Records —
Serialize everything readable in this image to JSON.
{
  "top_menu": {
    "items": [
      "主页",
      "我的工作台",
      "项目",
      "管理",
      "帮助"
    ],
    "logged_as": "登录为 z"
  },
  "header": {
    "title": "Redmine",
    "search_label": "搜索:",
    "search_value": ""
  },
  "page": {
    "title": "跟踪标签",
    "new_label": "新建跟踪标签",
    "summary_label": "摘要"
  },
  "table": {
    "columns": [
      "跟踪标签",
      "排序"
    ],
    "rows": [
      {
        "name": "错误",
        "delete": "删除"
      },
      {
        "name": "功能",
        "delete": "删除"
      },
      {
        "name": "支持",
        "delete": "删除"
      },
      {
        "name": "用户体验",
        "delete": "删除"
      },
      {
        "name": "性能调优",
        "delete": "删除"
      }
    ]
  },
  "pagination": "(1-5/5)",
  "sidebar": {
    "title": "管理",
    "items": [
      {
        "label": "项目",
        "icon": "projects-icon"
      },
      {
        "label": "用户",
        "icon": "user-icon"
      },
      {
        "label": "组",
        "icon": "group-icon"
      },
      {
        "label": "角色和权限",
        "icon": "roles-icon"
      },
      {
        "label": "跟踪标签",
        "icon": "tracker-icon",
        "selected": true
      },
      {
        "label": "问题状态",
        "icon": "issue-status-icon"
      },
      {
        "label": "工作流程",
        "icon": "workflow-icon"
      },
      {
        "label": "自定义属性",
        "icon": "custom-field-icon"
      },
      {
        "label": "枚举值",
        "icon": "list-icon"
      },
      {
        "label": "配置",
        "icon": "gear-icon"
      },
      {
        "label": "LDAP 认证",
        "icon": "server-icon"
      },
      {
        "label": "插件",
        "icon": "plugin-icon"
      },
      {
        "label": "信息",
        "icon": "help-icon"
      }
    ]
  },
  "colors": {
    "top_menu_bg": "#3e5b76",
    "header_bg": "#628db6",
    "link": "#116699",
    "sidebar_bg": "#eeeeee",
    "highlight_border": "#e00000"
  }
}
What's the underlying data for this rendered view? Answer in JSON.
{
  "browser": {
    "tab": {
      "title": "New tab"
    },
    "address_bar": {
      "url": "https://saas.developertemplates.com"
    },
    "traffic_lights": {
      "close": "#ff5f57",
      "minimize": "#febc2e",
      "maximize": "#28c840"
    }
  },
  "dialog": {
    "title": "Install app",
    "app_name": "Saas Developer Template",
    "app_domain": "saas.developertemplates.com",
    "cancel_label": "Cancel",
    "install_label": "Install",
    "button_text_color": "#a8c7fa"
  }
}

CHALLENGE — State how many lines of the data include the word "title", with nothing else.

EXERCISE RESULT — 5